**Directive:** Where a line in the listing contains the string "author", copy that line out.

**Material for this exercise:**
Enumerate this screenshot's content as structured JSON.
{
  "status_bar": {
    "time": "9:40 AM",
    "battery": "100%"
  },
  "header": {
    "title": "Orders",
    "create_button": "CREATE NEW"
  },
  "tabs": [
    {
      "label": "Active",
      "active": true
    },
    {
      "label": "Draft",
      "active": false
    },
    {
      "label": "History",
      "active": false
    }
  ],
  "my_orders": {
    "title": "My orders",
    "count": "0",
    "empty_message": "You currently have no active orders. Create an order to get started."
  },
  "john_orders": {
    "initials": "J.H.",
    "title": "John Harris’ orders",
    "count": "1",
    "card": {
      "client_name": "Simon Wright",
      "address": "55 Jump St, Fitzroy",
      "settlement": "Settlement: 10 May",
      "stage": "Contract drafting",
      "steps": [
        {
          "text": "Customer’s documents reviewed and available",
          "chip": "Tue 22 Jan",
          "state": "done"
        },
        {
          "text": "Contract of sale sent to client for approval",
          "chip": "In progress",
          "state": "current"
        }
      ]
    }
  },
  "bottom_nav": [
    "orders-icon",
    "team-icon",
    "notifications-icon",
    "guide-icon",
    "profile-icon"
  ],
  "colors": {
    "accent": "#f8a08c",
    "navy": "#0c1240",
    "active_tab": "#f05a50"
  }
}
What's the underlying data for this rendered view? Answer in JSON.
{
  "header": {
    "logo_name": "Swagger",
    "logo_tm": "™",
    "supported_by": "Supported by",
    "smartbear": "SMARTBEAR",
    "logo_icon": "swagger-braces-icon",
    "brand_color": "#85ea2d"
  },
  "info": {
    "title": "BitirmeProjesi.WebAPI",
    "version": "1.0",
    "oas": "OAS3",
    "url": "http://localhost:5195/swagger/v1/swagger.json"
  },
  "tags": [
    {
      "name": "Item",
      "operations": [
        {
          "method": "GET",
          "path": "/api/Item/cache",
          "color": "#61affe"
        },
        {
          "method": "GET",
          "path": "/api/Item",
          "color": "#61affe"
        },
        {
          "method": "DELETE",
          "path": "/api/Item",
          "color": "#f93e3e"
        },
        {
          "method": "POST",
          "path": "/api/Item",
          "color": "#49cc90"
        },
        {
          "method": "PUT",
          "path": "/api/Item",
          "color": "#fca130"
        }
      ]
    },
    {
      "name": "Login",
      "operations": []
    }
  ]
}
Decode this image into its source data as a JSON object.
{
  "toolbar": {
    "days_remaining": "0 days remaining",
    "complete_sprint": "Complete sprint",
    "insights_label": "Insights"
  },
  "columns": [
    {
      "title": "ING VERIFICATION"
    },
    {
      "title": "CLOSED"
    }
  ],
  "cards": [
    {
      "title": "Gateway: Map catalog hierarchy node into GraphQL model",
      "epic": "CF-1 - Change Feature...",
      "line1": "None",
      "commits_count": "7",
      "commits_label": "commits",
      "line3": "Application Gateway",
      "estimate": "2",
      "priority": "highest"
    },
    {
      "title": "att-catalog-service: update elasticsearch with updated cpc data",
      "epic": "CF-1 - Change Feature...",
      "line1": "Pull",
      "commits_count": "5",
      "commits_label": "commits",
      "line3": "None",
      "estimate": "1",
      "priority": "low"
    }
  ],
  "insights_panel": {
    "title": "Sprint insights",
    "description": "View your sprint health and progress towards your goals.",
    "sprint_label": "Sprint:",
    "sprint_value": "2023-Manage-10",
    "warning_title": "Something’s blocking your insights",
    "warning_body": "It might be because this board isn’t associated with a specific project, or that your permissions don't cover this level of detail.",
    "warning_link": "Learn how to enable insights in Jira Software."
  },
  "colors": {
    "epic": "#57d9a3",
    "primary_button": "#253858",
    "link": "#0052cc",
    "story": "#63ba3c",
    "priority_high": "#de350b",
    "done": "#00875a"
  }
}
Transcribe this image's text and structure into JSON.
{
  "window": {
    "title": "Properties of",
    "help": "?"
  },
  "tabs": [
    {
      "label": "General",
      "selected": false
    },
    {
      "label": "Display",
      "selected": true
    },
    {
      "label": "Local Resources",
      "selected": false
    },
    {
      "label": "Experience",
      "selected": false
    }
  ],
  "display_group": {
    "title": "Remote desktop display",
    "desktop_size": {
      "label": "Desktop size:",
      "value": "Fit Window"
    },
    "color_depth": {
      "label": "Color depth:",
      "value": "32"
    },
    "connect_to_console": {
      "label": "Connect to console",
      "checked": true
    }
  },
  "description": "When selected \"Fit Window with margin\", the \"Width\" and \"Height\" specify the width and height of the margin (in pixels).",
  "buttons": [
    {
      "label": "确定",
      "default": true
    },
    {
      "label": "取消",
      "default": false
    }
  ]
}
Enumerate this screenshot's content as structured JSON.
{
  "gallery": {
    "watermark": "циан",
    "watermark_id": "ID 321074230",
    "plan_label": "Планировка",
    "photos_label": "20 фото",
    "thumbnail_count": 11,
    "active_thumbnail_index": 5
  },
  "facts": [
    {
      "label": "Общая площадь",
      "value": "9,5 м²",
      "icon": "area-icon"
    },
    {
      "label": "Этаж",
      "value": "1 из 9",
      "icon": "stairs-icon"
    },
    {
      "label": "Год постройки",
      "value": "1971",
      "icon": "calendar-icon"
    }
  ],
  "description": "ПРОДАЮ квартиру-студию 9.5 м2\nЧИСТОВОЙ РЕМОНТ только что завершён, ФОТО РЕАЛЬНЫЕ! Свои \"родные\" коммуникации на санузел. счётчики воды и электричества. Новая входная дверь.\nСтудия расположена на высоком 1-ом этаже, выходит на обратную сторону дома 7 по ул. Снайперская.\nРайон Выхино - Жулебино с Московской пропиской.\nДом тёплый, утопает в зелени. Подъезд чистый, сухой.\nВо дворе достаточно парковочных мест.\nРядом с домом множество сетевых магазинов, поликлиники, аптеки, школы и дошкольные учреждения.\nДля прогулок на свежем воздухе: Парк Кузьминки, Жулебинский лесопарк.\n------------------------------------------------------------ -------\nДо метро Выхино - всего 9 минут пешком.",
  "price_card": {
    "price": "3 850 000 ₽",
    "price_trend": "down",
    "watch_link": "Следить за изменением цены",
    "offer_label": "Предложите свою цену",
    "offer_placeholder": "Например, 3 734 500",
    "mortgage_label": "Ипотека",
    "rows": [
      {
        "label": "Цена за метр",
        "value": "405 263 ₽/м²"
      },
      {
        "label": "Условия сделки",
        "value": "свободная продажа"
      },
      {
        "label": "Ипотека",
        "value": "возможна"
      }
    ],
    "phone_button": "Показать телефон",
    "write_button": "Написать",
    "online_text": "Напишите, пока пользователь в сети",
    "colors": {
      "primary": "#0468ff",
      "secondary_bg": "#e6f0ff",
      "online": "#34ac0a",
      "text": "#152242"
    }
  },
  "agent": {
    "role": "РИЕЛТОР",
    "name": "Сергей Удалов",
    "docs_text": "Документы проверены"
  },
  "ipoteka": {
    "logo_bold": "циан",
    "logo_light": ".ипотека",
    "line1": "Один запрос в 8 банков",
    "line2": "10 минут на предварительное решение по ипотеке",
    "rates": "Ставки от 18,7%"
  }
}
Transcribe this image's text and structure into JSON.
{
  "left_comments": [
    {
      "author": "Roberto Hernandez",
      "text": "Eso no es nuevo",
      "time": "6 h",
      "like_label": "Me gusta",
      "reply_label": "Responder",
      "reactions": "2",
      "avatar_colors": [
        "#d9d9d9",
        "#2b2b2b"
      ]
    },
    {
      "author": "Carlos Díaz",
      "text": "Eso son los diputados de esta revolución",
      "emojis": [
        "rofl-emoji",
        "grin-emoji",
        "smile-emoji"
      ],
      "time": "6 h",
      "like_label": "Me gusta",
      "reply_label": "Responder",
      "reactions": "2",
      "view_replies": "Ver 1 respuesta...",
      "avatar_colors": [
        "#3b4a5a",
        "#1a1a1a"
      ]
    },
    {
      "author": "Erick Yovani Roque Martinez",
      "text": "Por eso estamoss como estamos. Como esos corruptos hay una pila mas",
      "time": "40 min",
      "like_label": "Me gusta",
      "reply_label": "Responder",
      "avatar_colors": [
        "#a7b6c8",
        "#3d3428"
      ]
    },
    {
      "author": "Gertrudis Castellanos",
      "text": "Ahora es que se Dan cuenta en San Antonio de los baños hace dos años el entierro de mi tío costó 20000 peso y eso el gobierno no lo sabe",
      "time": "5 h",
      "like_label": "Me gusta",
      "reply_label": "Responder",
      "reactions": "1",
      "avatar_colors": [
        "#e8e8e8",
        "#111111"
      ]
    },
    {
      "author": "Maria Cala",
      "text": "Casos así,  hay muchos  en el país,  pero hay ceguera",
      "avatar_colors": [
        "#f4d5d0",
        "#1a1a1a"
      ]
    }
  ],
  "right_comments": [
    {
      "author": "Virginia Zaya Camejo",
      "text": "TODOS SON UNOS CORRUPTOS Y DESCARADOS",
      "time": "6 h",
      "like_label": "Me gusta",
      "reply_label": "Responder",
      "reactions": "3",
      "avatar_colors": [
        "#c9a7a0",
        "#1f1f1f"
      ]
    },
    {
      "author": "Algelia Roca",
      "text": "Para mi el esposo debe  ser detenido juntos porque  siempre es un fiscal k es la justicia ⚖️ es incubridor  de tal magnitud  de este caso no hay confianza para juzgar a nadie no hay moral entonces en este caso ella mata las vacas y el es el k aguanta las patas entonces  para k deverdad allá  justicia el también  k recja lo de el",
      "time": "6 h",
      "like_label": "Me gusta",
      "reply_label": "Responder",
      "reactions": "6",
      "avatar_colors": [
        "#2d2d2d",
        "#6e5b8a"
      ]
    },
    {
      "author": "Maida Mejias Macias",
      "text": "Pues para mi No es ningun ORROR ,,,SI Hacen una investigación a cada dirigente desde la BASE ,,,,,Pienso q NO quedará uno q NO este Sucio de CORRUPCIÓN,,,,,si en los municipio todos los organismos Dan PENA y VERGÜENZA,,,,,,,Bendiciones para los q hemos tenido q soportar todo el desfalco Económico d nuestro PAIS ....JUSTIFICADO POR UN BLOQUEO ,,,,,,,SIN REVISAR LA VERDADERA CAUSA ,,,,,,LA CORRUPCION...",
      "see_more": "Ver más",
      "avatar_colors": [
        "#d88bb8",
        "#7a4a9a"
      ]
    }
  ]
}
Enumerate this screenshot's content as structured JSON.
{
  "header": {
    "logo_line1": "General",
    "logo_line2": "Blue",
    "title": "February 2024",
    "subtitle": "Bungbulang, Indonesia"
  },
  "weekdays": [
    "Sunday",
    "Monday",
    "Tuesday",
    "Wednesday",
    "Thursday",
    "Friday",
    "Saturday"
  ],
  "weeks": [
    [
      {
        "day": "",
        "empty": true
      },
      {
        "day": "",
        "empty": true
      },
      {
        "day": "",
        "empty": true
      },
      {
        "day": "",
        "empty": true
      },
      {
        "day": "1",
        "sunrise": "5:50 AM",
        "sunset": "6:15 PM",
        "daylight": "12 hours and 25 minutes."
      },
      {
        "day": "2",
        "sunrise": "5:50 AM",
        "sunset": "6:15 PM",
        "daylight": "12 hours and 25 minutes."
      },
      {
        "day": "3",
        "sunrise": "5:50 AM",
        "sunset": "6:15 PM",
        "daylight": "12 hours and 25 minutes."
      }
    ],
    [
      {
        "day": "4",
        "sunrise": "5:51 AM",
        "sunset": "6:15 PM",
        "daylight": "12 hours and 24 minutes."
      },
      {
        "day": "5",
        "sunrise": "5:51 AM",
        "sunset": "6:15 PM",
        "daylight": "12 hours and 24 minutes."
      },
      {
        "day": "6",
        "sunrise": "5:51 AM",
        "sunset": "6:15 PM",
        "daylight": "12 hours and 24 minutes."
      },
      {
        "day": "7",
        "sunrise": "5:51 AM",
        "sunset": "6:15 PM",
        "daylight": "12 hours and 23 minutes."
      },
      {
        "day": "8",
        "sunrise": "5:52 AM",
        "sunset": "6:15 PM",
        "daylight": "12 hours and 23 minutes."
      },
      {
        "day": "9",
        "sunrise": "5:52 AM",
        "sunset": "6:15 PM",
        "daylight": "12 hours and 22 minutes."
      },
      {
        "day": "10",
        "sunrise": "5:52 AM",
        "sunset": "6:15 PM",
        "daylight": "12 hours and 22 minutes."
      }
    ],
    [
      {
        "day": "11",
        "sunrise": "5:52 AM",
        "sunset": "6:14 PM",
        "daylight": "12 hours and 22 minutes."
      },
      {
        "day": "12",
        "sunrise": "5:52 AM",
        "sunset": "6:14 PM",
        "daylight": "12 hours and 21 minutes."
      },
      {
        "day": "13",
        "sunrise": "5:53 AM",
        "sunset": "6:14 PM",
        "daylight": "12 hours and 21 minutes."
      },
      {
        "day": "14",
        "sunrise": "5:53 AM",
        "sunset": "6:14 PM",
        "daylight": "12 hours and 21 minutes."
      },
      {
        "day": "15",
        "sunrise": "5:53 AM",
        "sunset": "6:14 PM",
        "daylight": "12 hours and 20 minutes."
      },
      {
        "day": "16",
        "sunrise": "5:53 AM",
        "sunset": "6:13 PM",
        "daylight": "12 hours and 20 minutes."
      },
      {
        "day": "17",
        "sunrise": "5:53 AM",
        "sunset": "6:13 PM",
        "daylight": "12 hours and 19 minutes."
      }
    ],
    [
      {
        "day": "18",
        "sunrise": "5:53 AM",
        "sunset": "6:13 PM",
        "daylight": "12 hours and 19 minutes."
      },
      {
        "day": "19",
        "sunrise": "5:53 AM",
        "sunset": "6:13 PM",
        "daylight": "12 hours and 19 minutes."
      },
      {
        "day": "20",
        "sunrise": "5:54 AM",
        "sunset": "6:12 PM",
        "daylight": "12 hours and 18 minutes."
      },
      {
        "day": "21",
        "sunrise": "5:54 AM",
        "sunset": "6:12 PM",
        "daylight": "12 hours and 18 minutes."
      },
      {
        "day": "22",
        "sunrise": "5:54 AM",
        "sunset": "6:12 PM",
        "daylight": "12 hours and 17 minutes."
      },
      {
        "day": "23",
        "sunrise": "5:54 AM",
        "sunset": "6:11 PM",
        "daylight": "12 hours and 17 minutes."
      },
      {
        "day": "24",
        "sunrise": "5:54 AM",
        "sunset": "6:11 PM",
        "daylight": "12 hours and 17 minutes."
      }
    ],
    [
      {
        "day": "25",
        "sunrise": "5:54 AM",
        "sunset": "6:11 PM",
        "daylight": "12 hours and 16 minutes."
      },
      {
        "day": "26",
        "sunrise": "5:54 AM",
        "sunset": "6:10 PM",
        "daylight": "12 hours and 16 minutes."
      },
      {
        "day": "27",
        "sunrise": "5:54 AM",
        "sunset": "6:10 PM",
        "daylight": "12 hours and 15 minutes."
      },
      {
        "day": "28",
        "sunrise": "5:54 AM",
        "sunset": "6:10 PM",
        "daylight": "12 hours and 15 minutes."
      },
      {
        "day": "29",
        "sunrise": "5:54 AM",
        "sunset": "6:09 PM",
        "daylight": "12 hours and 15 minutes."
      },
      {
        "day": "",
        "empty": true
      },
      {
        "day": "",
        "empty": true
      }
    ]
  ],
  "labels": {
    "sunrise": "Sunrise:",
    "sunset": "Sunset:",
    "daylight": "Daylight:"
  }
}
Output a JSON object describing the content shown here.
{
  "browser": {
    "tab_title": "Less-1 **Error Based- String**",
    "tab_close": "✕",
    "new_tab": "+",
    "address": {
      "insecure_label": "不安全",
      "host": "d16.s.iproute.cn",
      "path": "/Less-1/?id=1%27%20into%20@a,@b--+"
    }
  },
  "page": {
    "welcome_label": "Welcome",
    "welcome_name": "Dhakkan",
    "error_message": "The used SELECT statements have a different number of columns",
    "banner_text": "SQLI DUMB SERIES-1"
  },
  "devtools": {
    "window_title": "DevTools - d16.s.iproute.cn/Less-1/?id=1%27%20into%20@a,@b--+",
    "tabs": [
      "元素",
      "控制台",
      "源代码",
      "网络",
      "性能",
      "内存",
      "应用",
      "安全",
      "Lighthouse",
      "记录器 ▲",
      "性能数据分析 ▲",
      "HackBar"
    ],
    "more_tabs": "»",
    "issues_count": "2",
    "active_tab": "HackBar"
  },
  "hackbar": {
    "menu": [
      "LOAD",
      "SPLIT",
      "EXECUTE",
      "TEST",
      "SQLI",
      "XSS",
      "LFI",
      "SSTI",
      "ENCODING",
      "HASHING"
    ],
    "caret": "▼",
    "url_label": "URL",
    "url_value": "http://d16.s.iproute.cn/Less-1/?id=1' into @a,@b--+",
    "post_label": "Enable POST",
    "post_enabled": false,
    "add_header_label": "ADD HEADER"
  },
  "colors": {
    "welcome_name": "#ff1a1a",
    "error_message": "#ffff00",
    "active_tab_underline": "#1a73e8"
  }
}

**Response:**
      "author": "Roberto Hernandez",
      "author": "Carlos Díaz",
      "author": "Erick Yovani Roque Martinez",
      "author": "Gertrudis Castellanos",
      "author": "Maria Cala",
      "author": "Virginia Zaya Camejo",
      "author": "Algelia Roca",
      "author": "Maida Mejias Macias",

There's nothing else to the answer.